(WHAT YOU ARE ASKED TO DO): The records below are to be copied word for word, with every picture left out.

(SOURCE DATA):
## Begin
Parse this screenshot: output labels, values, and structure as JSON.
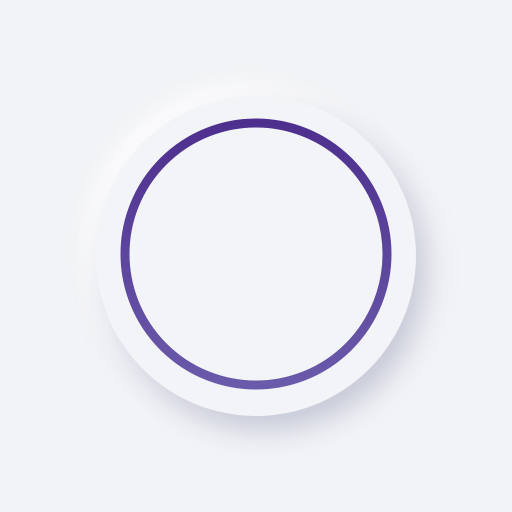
{
  "colors": {
    "background": "#f2f3f6",
    "disc": "#f3f4f7",
    "ring_top": "#4e2f8e",
    "ring_bottom": "#6a5aaa"
  },
  "icon": {
    "name": "circle-ring-icon"
  }
}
## End
(SOLUTION FOR THIS EXERCISE):
Parse this screenshot: output labels, values, and structure as JSON.
{
  "colors": {
    "background": "#f2f3f6",
    "disc": "#f3f4f7",
    "ring_top": "#4e2f8e",
    "ring_bottom": "#6a5aaa"
  },
  "icon": {
    "name": "circle-ring-icon"
  }
}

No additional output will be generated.